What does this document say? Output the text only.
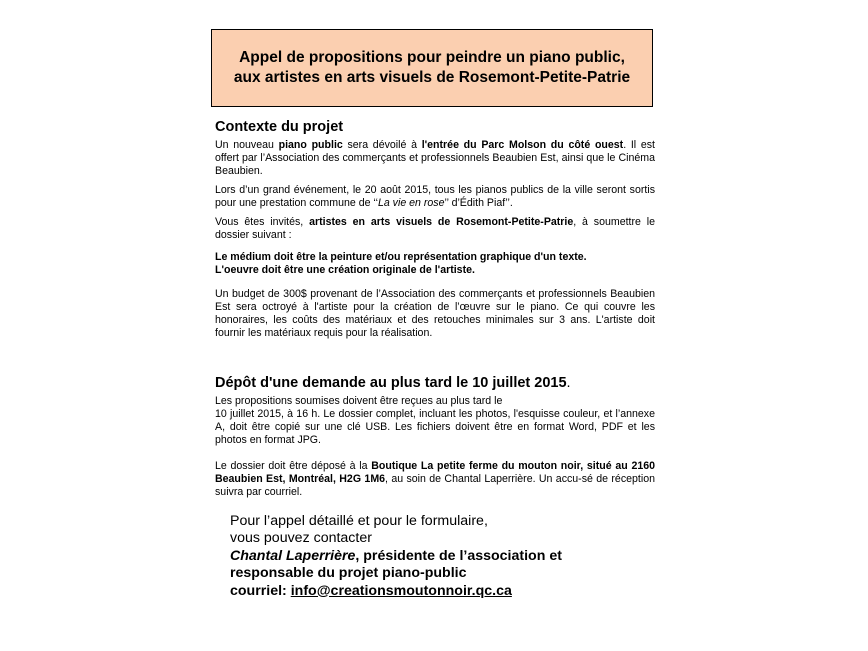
Appel de propositions pour peindre un piano public,
aux artistes en arts visuels de Rosemont-Petite-Patrie
Contexte du projet

Un nouveau piano public sera dévoilé à l'entrée du Parc Molson du côté ouest. Il est offert par l’Association des commerçants et professionnels Beaubien Est, ainsi que le Cinéma Beaubien.

Lors d’un grand événement, le 20 août 2015, tous les pianos publics de la ville seront sortis pour une prestation commune de ‘‘La vie en rose’’ d’Édith Piaf’’.

Vous êtes invités, artistes en arts visuels de Rosemont-Petite-Patrie, à soumettre le dossier suivant :

Le médium doit être la peinture et/ou représentation graphique d'un texte.
L'oeuvre doit être une création originale de l'artiste.

Un budget de 300$ provenant de l’Association des commerçants et professionnels Beaubien Est sera octroyé à l'artiste pour la création de l’œuvre sur le piano. Ce qui couvre les honoraires, les coûts des matériaux et des retouches minimales sur 3 ans. L'artiste doit fournir les matériaux requis pour la réalisation.

Dépôt d'une demande au plus tard le 10 juillet 2015.

Les propositions soumises doivent être reçues au plus tard le

10 juillet 2015, à 16 h. Le dossier complet, incluant les photos, l'esquisse couleur, et l’annexe A, doit être copié sur une clé USB. Les fichiers doivent être en format Word, PDF et les photos en format JPG.

Le dossier doit être déposé à la Boutique La petite ferme du mouton noir, situé au 2160 Beaubien Est, Montréal, H2G 1M6, au soin de Chantal Laperrière. Un accu-sé de réception suivra par courriel.

Pour l’appel détaillé et pour le formulaire,
vous pouvez contacter
Chantal Laperrière, présidente de l’association et
responsable du projet piano-public
courriel: info@creationsmoutonnoir.qc.ca
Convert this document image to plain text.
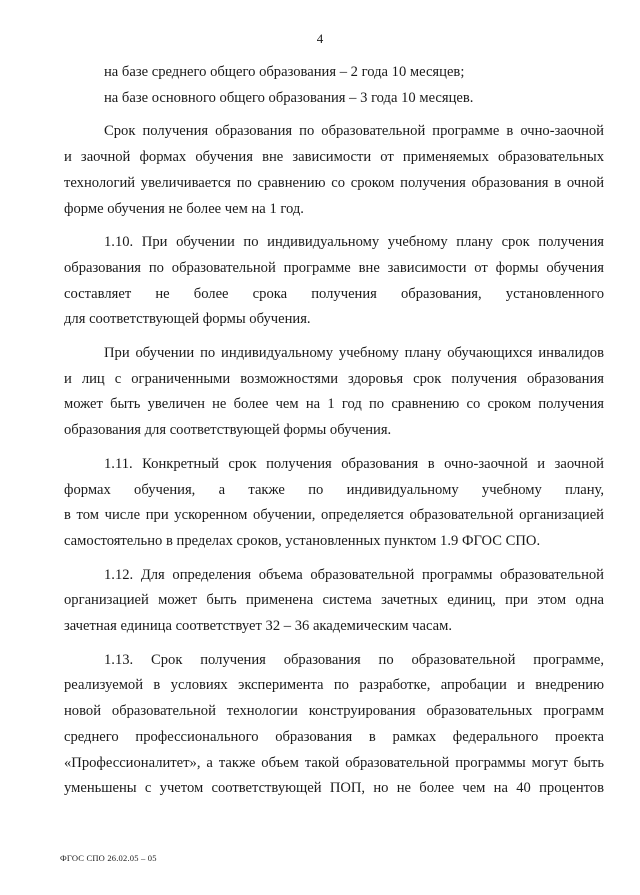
4
на базе среднего общего образования – 2 года 10 месяцев;
на базе основного общего образования – 3 года 10 месяцев.
Срок получения образования по образовательной программе в очно-заочной
и заочной формах обучения вне зависимости от применяемых образовательных
технологий увеличивается по сравнению со сроком получения образования в очной
форме обучения не более чем на 1 год.
1.10. При обучении по индивидуальному учебному плану срок получения
образования по образовательной программе вне зависимости от формы обучения
составляет не более срока получения образования, установленного
для соответствующей формы обучения.
При обучении по индивидуальному учебному плану обучающихся инвалидов
и лиц с ограниченными возможностями здоровья срок получения образования
может быть увеличен не более чем на 1 год по сравнению со сроком получения
образования для соответствующей формы обучения.
1.11. Конкретный срок получения образования в очно-заочной и заочной
формах обучения, а также по индивидуальному учебному плану,
в том числе при ускоренном обучении, определяется образовательной организацией
самостоятельно в пределах сроков, установленных пунктом 1.9 ФГОС СПО.
1.12. Для определения объема образовательной программы образовательной
организацией может быть применена система зачетных единиц, при этом одна
зачетная единица соответствует 32 – 36 академическим часам.
1.13. Срок получения образования по образовательной программе,
реализуемой в условиях эксперимента по разработке, апробации и внедрению
новой образовательной технологии конструирования образовательных программ
среднего профессионального образования в рамках федерального проекта
«Профессионалитет», а также объем такой образовательной программы могут быть
уменьшены с учетом соответствующей ПОП, но не более чем на 40 процентов
ФГОС СПО 26.02.05 – 05
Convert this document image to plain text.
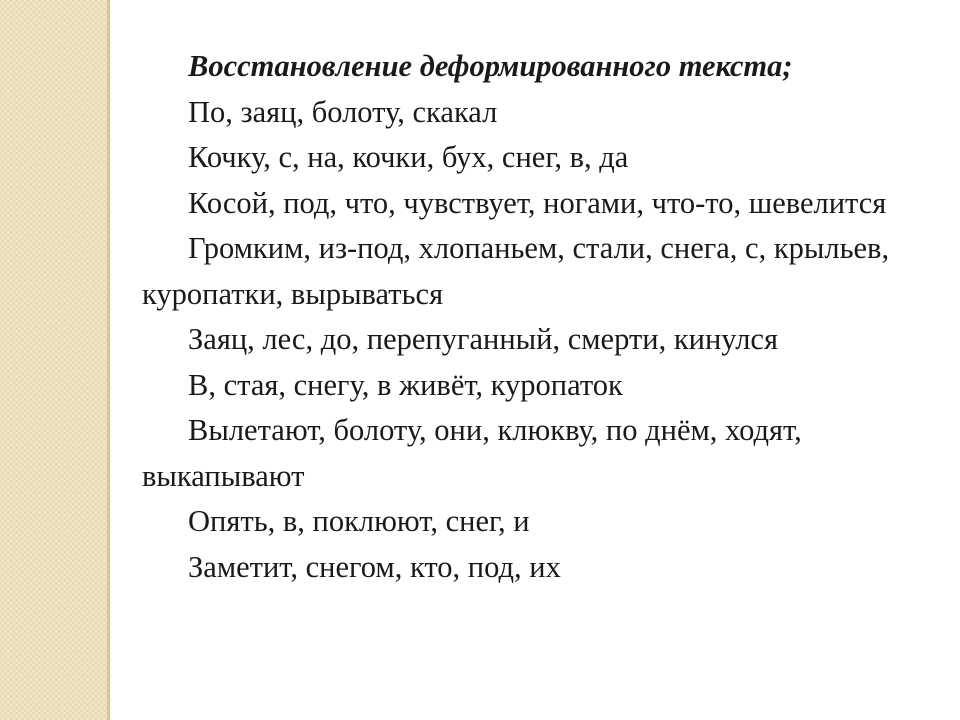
Восстановление деформированного текста;

По, заяц, болоту, скакал

Кочку, с, на, кочки, бух, снег, в, да

Косой, под, что, чувствует, ногами, что-то, шевелится

Громким, из-под, хлопаньем, стали, снега, с, крыльев, куропатки, вырываться

Заяц, лес, до, перепуганный, смерти, кинулся

В, стая, снегу, в живёт, куропаток

Вылетают, болоту, они, клюкву, по днём, ходят, выкапывают

Опять, в, поклюют, снег, и

Заметит, снегом, кто, под, их
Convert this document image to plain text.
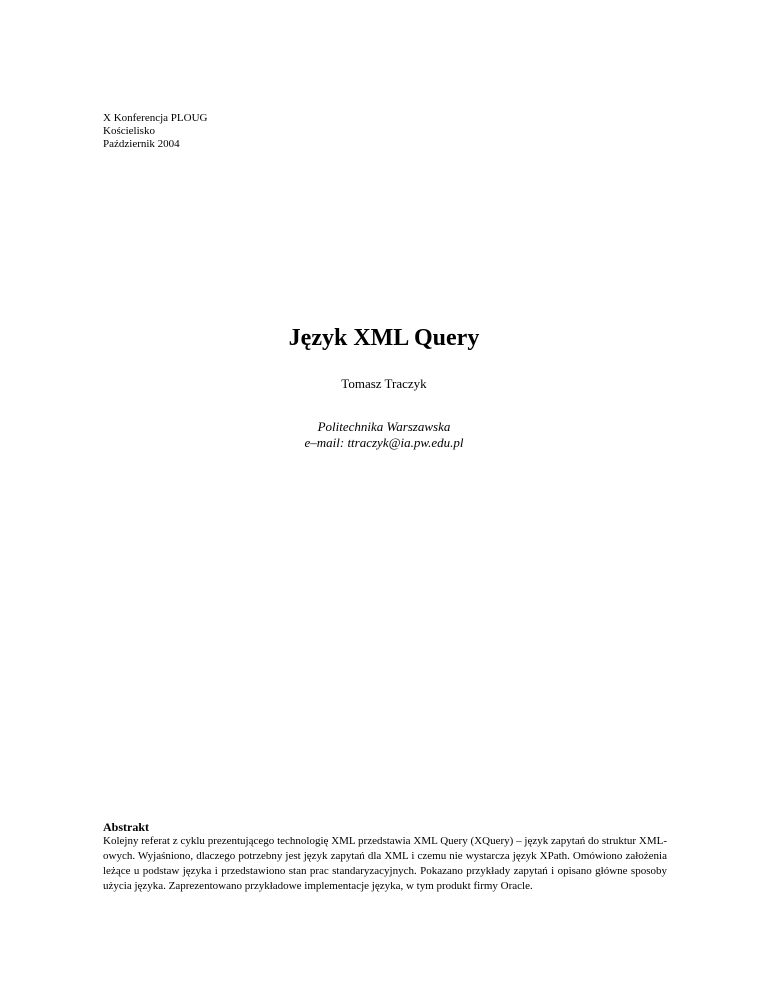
X Konferencja PLOUG
Kościelisko
Październik 2004
Język XML Query
Tomasz Traczyk
Politechnika Warszawska
e–mail: ttraczyk@ia.pw.edu.pl
Abstrakt
Kolejny referat z cyklu prezentującego technologię XML przedstawia XML Query (XQuery) – język zapytań do struktur XML-owych. Wyjaśniono, dlaczego potrzebny jest język zapytań dla XML i czemu nie wystarcza język XPath. Omówiono założenia leżące u podstaw języka i przedstawiono stan prac standaryzacyjnych. Pokazano przykłady zapytań i opisano główne sposoby użycia języka. Zaprezentowano przykładowe implementacje języka, w tym produkt firmy Oracle.
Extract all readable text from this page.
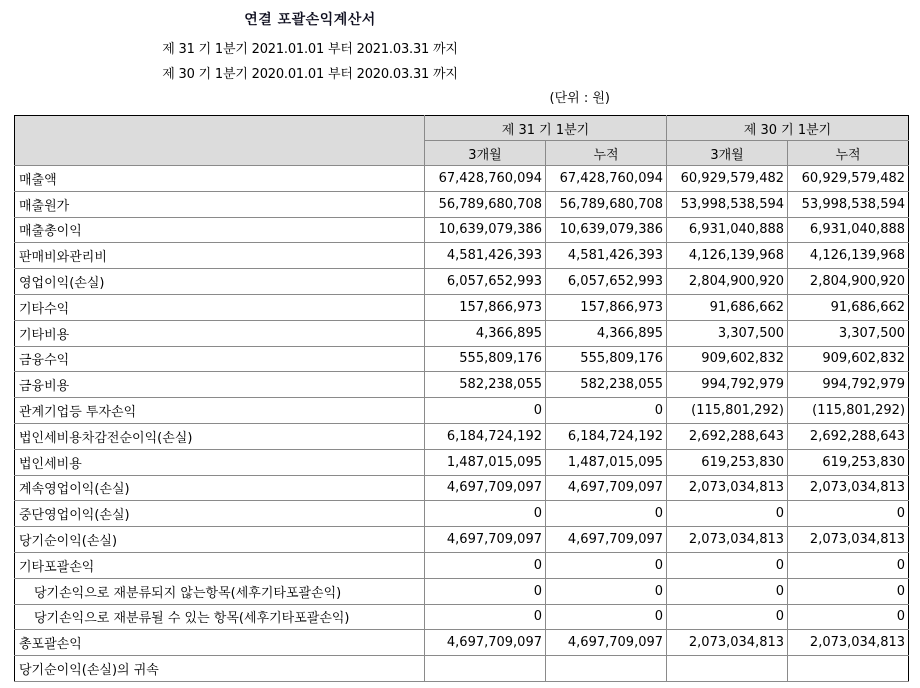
연결 포괄손익계산서
제 31 기 1분기 2021.01.01 부터 2021.03.31 까지
제 30 기 1분기 2020.01.01 부터 2020.03.31 까지
(단위 : 원)
	제 31 기 1분기		제 30 기 1분기	
	3개월	누적	3개월	누적
매출액	67,428,760,094	67,428,760,094	60,929,579,482	60,929,579,482
매출원가	56,789,680,708	56,789,680,708	53,998,538,594	53,998,538,594
매출총이익	10,639,079,386	10,639,079,386	6,931,040,888	6,931,040,888
판매비와관리비	4,581,426,393	4,581,426,393	4,126,139,968	4,126,139,968
영업이익(손실)	6,057,652,993	6,057,652,993	2,804,900,920	2,804,900,920
기타수익	157,866,973	157,866,973	91,686,662	91,686,662
기타비용	4,366,895	4,366,895	3,307,500	3,307,500
금융수익	555,809,176	555,809,176	909,602,832	909,602,832
금융비용	582,238,055	582,238,055	994,792,979	994,792,979
관계기업등 투자손익	0	0	(115,801,292)	(115,801,292)
법인세비용차감전순이익(손실)	6,184,724,192	6,184,724,192	2,692,288,643	2,692,288,643
법인세비용	1,487,015,095	1,487,015,095	619,253,830	619,253,830
계속영업이익(손실)	4,697,709,097	4,697,709,097	2,073,034,813	2,073,034,813
중단영업이익(손실)	0	0	0	0
당기순이익(손실)	4,697,709,097	4,697,709,097	2,073,034,813	2,073,034,813
기타포괄손익	0	0	0	0
당기손익으로 재분류되지 않는항목(세후기타포괄손익)	0	0	0	0
당기손익으로 재분류될 수 있는 항목(세후기타포괄손익)	0	0	0	0
총포괄손익	4,697,709,097	4,697,709,097	2,073,034,813	2,073,034,813
당기순이익(손실)의 귀속				
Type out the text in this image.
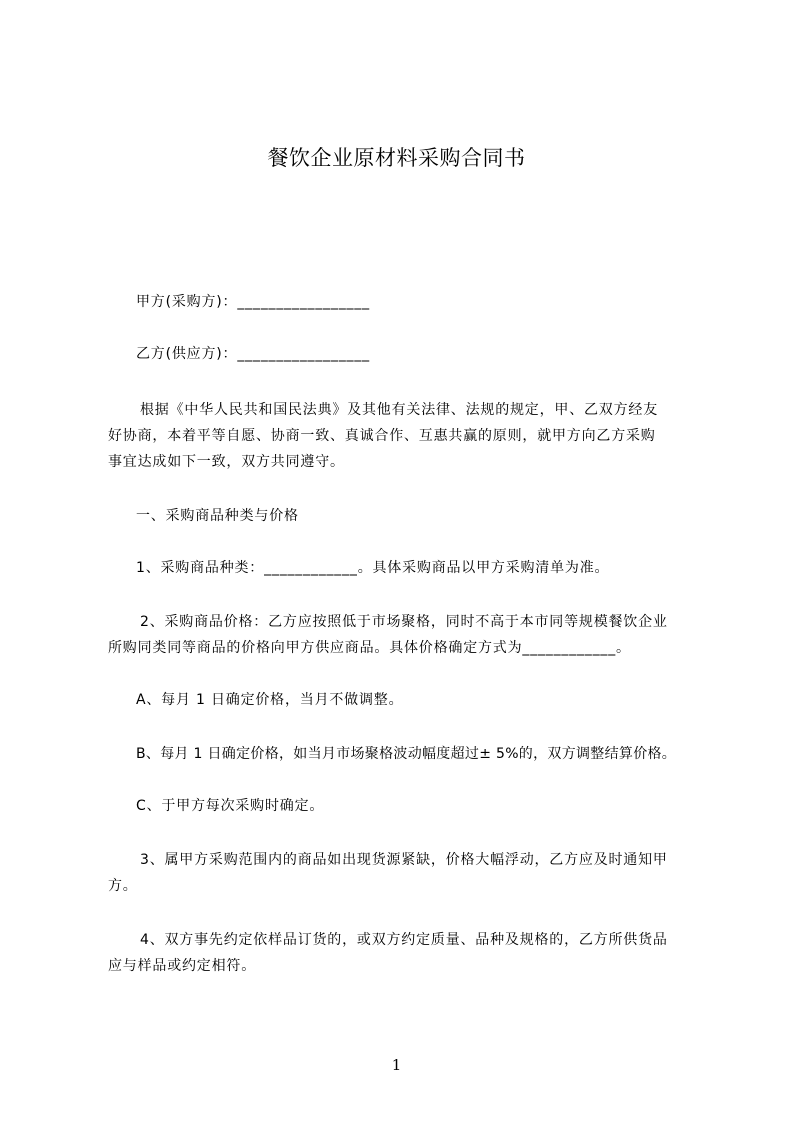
餐饮企业原材料采购合同书
甲方(采购方)：_________________
乙方(供应方)：_________________
根据《中华人民共和国民法典》及其他有关法律、法规的规定，甲、乙双方经友
好协商，本着平等自愿、协商一致、真诚合作、互惠共赢的原则，就甲方向乙方采购
事宜达成如下一致，双方共同遵守。
一、采购商品种类与价格
1、采购商品种类：____________。具体采购商品以甲方采购清单为准。
2、采购商品价格：乙方应按照低于市场聚格，同时不高于本市同等规模餐饮企业
所购同类同等商品的价格向甲方供应商品。具体价格确定方式为____________。
A、每月 1 日确定价格，当月不做调整。
B、每月 1 日确定价格，如当月市场聚格波动幅度超过± 5%的，双方调整结算价格。
C、于甲方每次采购时确定。
3、属甲方采购范围内的商品如出现货源紧缺，价格大幅浮动，乙方应及时通知甲
方。
4、双方事先约定依样品订货的，或双方约定质量、品种及规格的，乙方所供货品
应与样品或约定相符。
1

--------------------------------

To do -
Select every line above that contains the word "日确定价格", and copy it.

Solution to this task -
A、每月 1 日确定价格，当月不做调整。
B、每月 1 日确定价格，如当月市场聚格波动幅度超过± 5%的，双方调整结算价格。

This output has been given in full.